Stated goal
Identify the lines that contain the word "name", then copy them.
══ Dataset excerpts
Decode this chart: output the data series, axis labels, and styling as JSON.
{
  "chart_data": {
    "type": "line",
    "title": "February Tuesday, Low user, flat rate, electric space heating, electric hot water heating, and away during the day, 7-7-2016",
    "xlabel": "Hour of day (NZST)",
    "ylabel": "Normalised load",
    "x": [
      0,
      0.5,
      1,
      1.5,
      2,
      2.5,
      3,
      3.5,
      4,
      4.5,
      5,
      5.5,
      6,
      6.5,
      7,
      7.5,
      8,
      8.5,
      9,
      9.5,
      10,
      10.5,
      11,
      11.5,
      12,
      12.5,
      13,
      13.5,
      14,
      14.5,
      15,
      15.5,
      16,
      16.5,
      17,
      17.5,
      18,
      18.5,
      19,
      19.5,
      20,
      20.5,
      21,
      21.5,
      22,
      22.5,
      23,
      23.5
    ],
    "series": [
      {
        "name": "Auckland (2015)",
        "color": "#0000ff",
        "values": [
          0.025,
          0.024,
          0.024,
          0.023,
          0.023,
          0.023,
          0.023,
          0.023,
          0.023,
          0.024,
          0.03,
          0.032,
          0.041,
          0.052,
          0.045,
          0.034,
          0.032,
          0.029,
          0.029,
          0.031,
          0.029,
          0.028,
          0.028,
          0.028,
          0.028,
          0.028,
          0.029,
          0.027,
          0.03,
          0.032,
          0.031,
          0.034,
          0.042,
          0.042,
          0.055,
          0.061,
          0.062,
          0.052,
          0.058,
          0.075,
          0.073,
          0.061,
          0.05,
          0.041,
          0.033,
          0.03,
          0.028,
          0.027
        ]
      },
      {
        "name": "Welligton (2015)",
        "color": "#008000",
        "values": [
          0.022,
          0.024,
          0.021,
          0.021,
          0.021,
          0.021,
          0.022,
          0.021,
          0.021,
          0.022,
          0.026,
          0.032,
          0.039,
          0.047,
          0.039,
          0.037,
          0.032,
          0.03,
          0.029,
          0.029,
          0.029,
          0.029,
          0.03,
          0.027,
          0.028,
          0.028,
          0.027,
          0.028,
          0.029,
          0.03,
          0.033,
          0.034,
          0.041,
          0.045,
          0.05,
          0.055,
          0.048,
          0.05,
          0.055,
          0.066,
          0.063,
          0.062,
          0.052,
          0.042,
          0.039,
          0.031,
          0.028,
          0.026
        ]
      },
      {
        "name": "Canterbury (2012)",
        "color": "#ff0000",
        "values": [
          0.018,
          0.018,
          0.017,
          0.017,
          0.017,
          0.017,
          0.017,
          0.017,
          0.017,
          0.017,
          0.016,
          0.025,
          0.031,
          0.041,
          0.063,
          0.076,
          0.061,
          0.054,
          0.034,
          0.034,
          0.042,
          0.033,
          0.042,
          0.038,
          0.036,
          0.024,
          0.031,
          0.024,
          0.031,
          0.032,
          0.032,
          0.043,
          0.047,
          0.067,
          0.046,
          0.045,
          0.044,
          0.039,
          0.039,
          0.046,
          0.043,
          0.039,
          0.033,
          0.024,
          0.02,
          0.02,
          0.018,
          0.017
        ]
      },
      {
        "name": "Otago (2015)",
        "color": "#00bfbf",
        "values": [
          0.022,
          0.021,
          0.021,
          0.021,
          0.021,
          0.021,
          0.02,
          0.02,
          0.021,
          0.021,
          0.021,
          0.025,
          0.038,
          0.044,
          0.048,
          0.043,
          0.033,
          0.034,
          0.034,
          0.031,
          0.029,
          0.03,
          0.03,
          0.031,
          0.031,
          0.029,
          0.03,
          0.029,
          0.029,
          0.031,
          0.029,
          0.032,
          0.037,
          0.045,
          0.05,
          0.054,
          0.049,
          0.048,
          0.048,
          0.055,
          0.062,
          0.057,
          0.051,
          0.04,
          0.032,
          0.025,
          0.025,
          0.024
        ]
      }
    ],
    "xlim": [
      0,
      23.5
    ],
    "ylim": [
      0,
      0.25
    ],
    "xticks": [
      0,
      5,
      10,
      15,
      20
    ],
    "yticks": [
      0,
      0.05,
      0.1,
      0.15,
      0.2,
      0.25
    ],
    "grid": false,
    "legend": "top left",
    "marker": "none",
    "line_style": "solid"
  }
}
════
══ Dataset excerpts
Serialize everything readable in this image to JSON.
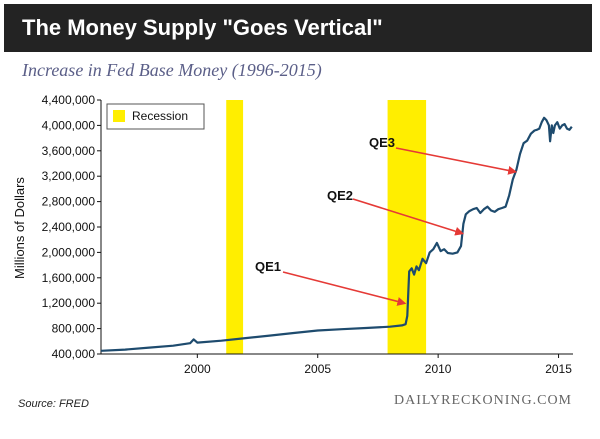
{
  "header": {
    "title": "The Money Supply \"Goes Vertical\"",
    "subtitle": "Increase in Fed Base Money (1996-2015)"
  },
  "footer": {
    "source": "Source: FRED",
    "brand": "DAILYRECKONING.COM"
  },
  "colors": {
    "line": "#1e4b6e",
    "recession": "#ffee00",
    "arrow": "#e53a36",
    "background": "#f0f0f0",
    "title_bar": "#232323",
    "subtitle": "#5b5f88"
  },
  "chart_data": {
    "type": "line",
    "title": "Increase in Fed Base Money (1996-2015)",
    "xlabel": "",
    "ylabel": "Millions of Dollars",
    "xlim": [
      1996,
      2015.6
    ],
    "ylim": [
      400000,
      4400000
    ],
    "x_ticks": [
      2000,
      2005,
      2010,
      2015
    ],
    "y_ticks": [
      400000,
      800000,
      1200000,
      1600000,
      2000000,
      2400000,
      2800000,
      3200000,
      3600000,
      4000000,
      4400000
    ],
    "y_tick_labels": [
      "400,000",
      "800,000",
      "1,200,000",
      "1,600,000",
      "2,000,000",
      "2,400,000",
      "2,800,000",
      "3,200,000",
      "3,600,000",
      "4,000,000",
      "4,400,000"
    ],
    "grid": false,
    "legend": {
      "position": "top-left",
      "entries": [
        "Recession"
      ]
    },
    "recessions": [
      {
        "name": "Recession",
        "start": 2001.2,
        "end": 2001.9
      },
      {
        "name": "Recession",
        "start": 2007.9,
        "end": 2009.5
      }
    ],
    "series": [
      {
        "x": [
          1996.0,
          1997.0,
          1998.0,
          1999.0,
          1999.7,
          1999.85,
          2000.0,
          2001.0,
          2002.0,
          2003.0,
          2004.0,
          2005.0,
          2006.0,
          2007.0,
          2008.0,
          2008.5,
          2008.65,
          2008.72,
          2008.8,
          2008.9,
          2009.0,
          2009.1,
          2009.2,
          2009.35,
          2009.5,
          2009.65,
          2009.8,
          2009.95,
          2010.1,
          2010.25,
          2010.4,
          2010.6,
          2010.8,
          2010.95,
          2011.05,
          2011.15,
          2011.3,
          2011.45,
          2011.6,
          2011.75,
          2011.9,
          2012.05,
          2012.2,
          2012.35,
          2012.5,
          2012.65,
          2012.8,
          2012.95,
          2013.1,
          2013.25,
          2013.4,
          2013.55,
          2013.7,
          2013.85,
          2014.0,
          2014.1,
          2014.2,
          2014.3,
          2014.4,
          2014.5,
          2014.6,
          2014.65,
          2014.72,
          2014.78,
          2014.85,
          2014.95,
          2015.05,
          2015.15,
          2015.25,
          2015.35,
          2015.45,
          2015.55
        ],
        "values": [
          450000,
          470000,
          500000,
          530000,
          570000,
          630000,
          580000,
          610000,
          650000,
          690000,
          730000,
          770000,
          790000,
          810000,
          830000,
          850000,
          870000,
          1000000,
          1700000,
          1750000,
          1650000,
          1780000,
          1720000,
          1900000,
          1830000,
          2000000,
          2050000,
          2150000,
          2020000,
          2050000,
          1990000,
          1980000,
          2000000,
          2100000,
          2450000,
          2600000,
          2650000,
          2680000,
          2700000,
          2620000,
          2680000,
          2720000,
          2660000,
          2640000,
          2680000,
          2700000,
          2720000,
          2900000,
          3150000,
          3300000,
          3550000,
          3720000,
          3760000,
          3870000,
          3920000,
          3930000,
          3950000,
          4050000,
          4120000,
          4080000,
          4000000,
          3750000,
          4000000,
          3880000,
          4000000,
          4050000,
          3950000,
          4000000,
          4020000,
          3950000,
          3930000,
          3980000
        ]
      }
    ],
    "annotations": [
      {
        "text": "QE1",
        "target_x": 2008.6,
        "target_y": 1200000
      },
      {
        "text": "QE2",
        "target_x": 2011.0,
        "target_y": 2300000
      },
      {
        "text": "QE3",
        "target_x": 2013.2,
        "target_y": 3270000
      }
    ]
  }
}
════
══ Dataset excerpts
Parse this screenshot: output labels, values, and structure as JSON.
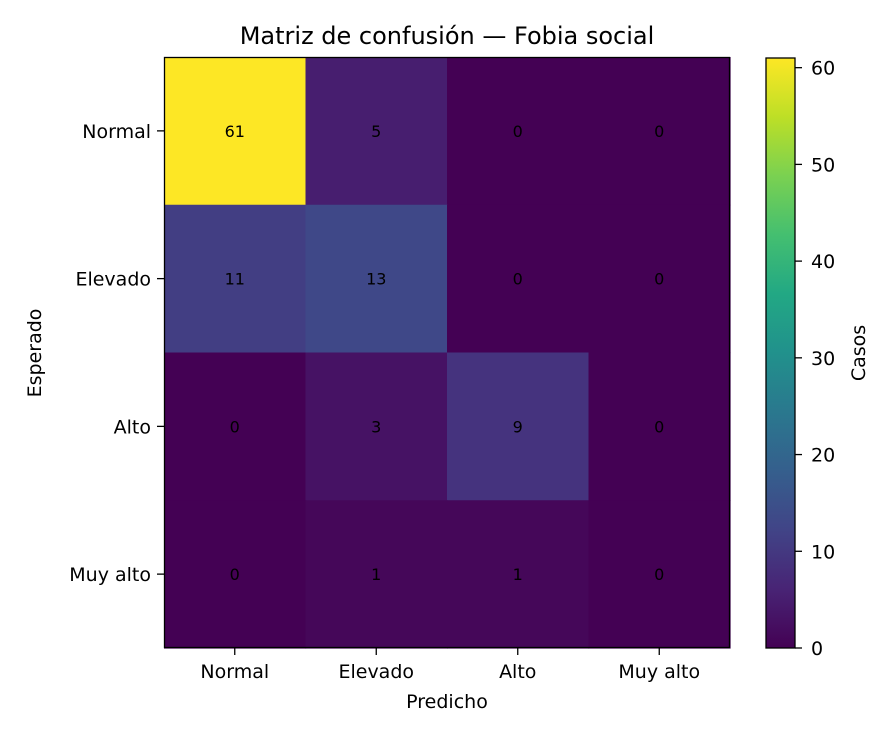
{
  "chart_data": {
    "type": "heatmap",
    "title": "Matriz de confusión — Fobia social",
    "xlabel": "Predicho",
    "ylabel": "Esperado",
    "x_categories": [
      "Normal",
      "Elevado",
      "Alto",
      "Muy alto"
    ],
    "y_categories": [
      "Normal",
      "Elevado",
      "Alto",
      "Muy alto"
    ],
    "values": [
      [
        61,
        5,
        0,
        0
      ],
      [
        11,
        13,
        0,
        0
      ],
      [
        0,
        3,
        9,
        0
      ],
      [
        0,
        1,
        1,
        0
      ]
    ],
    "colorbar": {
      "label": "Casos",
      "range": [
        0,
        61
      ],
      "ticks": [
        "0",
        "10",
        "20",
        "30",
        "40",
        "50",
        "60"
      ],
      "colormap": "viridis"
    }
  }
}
════
Answer to the problem
        "name": "Auckland (2015)",
        "name": "Welligton (2015)",
        "name": "Canterbury (2012)",
        "name": "Otago (2015)",
        "name": "Recession",
        "name": "Recession",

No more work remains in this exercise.